Give every entry again, word for word.

*-*-*

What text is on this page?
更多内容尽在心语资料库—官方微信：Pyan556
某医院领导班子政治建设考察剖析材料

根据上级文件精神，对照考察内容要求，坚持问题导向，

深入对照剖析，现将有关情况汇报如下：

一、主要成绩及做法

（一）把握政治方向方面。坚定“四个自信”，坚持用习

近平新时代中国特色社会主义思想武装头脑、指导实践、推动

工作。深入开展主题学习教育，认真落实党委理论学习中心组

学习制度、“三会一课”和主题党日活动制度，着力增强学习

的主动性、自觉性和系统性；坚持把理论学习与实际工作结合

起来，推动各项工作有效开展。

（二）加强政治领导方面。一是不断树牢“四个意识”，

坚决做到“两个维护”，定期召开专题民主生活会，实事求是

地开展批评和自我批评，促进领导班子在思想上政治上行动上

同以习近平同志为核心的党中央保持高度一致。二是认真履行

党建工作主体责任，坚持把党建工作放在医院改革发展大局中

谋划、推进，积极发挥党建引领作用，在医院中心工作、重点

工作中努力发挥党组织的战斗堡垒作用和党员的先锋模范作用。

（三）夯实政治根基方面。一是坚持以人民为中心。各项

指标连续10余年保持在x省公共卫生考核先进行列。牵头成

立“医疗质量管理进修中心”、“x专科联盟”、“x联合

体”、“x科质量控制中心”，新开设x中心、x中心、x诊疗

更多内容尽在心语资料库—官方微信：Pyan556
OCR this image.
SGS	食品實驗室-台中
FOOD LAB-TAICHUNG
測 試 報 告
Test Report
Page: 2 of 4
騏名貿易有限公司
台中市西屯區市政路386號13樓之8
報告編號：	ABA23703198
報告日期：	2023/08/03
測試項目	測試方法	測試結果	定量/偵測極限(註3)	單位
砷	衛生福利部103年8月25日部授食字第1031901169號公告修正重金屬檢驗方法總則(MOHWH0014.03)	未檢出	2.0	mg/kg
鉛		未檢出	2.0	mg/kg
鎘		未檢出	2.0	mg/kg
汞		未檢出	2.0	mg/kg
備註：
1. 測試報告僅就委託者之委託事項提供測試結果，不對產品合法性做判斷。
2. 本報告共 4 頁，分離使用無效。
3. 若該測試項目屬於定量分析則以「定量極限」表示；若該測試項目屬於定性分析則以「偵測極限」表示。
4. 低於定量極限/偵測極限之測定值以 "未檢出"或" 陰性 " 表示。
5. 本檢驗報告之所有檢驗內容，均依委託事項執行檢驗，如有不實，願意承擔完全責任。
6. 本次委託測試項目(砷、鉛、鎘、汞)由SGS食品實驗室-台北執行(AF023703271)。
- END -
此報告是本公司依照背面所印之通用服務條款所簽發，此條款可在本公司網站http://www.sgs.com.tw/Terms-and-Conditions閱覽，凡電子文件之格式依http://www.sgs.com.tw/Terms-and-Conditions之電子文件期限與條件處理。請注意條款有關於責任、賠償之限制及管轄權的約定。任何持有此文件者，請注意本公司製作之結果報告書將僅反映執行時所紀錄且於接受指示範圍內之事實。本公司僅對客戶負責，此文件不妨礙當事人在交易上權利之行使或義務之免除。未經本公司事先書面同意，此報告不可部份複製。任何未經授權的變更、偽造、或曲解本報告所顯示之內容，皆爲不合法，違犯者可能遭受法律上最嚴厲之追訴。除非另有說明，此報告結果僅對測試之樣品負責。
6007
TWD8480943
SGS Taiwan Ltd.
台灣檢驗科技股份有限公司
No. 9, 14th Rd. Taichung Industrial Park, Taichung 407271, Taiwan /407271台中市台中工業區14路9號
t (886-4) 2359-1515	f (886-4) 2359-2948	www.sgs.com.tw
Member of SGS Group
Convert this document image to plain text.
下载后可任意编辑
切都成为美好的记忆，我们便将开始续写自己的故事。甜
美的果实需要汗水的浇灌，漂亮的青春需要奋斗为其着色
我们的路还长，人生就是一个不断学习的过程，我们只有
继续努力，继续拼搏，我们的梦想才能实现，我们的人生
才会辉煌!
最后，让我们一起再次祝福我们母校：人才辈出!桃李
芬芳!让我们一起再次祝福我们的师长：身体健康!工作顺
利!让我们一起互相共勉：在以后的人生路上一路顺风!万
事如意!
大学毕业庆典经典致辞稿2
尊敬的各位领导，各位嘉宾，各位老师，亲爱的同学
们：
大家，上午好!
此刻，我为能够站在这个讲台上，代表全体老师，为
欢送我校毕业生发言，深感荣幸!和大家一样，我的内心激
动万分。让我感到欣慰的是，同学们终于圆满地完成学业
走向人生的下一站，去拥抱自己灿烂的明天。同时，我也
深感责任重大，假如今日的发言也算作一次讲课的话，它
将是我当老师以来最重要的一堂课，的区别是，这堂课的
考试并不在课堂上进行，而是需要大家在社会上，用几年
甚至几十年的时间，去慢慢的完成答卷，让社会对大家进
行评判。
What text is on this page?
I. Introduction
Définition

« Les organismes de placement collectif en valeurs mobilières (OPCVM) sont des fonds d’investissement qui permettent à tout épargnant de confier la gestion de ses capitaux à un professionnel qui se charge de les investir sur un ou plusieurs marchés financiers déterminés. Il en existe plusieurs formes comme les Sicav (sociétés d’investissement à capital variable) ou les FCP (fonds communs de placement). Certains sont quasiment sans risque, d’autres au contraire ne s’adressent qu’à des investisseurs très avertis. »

*-*-*

_Response to this exercise_
What text is on this page?
更多内容尽在心语资料库—官方微信：Pyan556
某医院领导班子政治建设考察剖析材料

根据上级文件精神，对照考察内容要求，坚持问题导向，

深入对照剖析，现将有关情况汇报如下：

一、主要成绩及做法

（一）把握政治方向方面。坚定“四个自信”，坚持用习

近平新时代中国特色社会主义思想武装头脑、指导实践、推动

工作。深入开展主题学习教育，认真落实党委理论学习中心组

学习制度、“三会一课”和主题党日活动制度，着力增强学习

的主动性、自觉性和系统性；坚持把理论学习与实际工作结合

起来，推动各项工作有效开展。

（二）加强政治领导方面。一是不断树牢“四个意识”，

坚决做到“两个维护”，定期召开专题民主生活会，实事求是

地开展批评和自我批评，促进领导班子在思想上政治上行动上

同以习近平同志为核心的党中央保持高度一致。二是认真履行

党建工作主体责任，坚持把党建工作放在医院改革发展大局中

谋划、推进，积极发挥党建引领作用，在医院中心工作、重点

工作中努力发挥党组织的战斗堡垒作用和党员的先锋模范作用。

（三）夯实政治根基方面。一是坚持以人民为中心。各项

指标连续10余年保持在x省公共卫生考核先进行列。牵头成

立“医疗质量管理进修中心”、“x专科联盟”、“x联合

体”、“x科质量控制中心”，新开设x中心、x中心、x诊疗

更多内容尽在心语资料库—官方微信：Pyan556
OCR this image.
SGS	食品實驗室-台中
FOOD LAB-TAICHUNG
測 試 報 告
Test Report
Page: 2 of 4
騏名貿易有限公司
台中市西屯區市政路386號13樓之8
報告編號：	ABA23703198
報告日期：	2023/08/03
測試項目	測試方法	測試結果	定量/偵測極限(註3)	單位
砷	衛生福利部103年8月25日部授食字第1031901169號公告修正重金屬檢驗方法總則(MOHWH0014.03)	未檢出	2.0	mg/kg
鉛		未檢出	2.0	mg/kg
鎘		未檢出	2.0	mg/kg
汞		未檢出	2.0	mg/kg
備註：
1. 測試報告僅就委託者之委託事項提供測試結果，不對產品合法性做判斷。
2. 本報告共 4 頁，分離使用無效。
3. 若該測試項目屬於定量分析則以「定量極限」表示；若該測試項目屬於定性分析則以「偵測極限」表示。
4. 低於定量極限/偵測極限之測定值以 "未檢出"或" 陰性 " 表示。
5. 本檢驗報告之所有檢驗內容，均依委託事項執行檢驗，如有不實，願意承擔完全責任。
6. 本次委託測試項目(砷、鉛、鎘、汞)由SGS食品實驗室-台北執行(AF023703271)。
- END -
此報告是本公司依照背面所印之通用服務條款所簽發，此條款可在本公司網站http://www.sgs.com.tw/Terms-and-Conditions閱覽，凡電子文件之格式依http://www.sgs.com.tw/Terms-and-Conditions之電子文件期限與條件處理。請注意條款有關於責任、賠償之限制及管轄權的約定。任何持有此文件者，請注意本公司製作之結果報告書將僅反映執行時所紀錄且於接受指示範圍內之事實。本公司僅對客戶負責，此文件不妨礙當事人在交易上權利之行使或義務之免除。未經本公司事先書面同意，此報告不可部份複製。任何未經授權的變更、偽造、或曲解本報告所顯示之內容，皆爲不合法，違犯者可能遭受法律上最嚴厲之追訴。除非另有說明，此報告結果僅對測試之樣品負責。
6007
TWD8480943
SGS Taiwan Ltd.
台灣檢驗科技股份有限公司
No. 9, 14th Rd. Taichung Industrial Park, Taichung 407271, Taiwan /407271台中市台中工業區14路9號
t (886-4) 2359-1515	f (886-4) 2359-2948	www.sgs.com.tw
Member of SGS Group
Convert this document image to plain text.
下载后可任意编辑
切都成为美好的记忆，我们便将开始续写自己的故事。甜
美的果实需要汗水的浇灌，漂亮的青春需要奋斗为其着色
我们的路还长，人生就是一个不断学习的过程，我们只有
继续努力，继续拼搏，我们的梦想才能实现，我们的人生
才会辉煌!
最后，让我们一起再次祝福我们母校：人才辈出!桃李
芬芳!让我们一起再次祝福我们的师长：身体健康!工作顺
利!让我们一起互相共勉：在以后的人生路上一路顺风!万
事如意!
大学毕业庆典经典致辞稿2
尊敬的各位领导，各位嘉宾，各位老师，亲爱的同学
们：
大家，上午好!
此刻，我为能够站在这个讲台上，代表全体老师，为
欢送我校毕业生发言，深感荣幸!和大家一样，我的内心激
动万分。让我感到欣慰的是，同学们终于圆满地完成学业
走向人生的下一站，去拥抱自己灿烂的明天。同时，我也
深感责任重大，假如今日的发言也算作一次讲课的话，它
将是我当老师以来最重要的一堂课，的区别是，这堂课的
考试并不在课堂上进行，而是需要大家在社会上，用几年
甚至几十年的时间，去慢慢的完成答卷，让社会对大家进
行评判。
What text is on this page?
I. Introduction
Définition

« Les organismes de placement collectif en valeurs mobilières (OPCVM) sont des fonds d’investissement qui permettent à tout épargnant de confier la gestion de ses capitaux à un professionnel qui se charge de les investir sur un ou plusieurs marchés financiers déterminés. Il en existe plusieurs formes comme les Sicav (sociétés d’investissement à capital variable) ou les FCP (fonds communs de placement). Certains sont quasiment sans risque, d’autres au contraire ne s’adressent qu’à des investisseurs très avertis. »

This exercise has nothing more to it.